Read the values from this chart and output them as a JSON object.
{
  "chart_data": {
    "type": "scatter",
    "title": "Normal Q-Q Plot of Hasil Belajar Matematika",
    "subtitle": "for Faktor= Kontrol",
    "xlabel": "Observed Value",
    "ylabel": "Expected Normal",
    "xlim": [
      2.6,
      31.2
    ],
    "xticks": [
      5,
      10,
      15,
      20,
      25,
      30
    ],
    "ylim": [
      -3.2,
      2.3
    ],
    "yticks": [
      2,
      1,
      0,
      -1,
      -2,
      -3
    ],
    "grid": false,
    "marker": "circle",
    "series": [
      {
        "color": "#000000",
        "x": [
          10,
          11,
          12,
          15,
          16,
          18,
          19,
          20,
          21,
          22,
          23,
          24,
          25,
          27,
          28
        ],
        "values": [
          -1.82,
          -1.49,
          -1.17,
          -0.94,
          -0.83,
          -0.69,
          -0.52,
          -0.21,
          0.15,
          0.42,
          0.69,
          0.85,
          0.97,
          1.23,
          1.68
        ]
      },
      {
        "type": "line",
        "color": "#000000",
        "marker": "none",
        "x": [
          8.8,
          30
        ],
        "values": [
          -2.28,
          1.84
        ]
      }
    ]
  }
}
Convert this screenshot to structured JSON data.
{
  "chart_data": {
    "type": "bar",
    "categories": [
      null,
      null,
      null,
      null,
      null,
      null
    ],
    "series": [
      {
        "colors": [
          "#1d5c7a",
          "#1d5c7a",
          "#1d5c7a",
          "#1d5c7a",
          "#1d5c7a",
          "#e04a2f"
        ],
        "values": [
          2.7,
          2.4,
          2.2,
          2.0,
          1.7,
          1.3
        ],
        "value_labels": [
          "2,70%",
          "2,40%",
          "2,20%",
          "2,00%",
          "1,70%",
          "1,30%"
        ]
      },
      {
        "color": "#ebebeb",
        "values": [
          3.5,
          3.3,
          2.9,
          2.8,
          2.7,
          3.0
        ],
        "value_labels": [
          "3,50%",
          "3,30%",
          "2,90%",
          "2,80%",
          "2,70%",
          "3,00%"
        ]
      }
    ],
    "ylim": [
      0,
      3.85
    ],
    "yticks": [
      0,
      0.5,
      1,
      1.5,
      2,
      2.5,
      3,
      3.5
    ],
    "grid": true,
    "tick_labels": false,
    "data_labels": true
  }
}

-------------------------

• Goal
Can you restate every record above word for word?

• Reply
Read the values from this chart and output them as a JSON object.
{
  "chart_data": {
    "type": "scatter",
    "title": "Normal Q-Q Plot of Hasil Belajar Matematika",
    "subtitle": "for Faktor= Kontrol",
    "xlabel": "Observed Value",
    "ylabel": "Expected Normal",
    "xlim": [
      2.6,
      31.2
    ],
    "xticks": [
      5,
      10,
      15,
      20,
      25,
      30
    ],
    "ylim": [
      -3.2,
      2.3
    ],
    "yticks": [
      2,
      1,
      0,
      -1,
      -2,
      -3
    ],
    "grid": false,
    "marker": "circle",
    "series": [
      {
        "color": "#000000",
        "x": [
          10,
          11,
          12,
          15,
          16,
          18,
          19,
          20,
          21,
          22,
          23,
          24,
          25,
          27,
          28
        ],
        "values": [
          -1.82,
          -1.49,
          -1.17,
          -0.94,
          -0.83,
          -0.69,
          -0.52,
          -0.21,
          0.15,
          0.42,
          0.69,
          0.85,
          0.97,
          1.23,
          1.68
        ]
      },
      {
        "type": "line",
        "color": "#000000",
        "marker": "none",
        "x": [
          8.8,
          30
        ],
        "values": [
          -2.28,
          1.84
        ]
      }
    ]
  }
}
Convert this screenshot to structured JSON data.
{
  "chart_data": {
    "type": "bar",
    "categories": [
      null,
      null,
      null,
      null,
      null,
      null
    ],
    "series": [
      {
        "colors": [
          "#1d5c7a",
          "#1d5c7a",
          "#1d5c7a",
          "#1d5c7a",
          "#1d5c7a",
          "#e04a2f"
        ],
        "values": [
          2.7,
          2.4,
          2.2,
          2.0,
          1.7,
          1.3
        ],
        "value_labels": [
          "2,70%",
          "2,40%",
          "2,20%",
          "2,00%",
          "1,70%",
          "1,30%"
        ]
      },
      {
        "color": "#ebebeb",
        "values": [
          3.5,
          3.3,
          2.9,
          2.8,
          2.7,
          3.0
        ],
        "value_labels": [
          "3,50%",
          "3,30%",
          "2,90%",
          "2,80%",
          "2,70%",
          "3,00%"
        ]
      }
    ],
    "ylim": [
      0,
      3.85
    ],
    "yticks": [
      0,
      0.5,
      1,
      1.5,
      2,
      2.5,
      3,
      3.5
    ],
    "grid": true,
    "tick_labels": false,
    "data_labels": true
  }
}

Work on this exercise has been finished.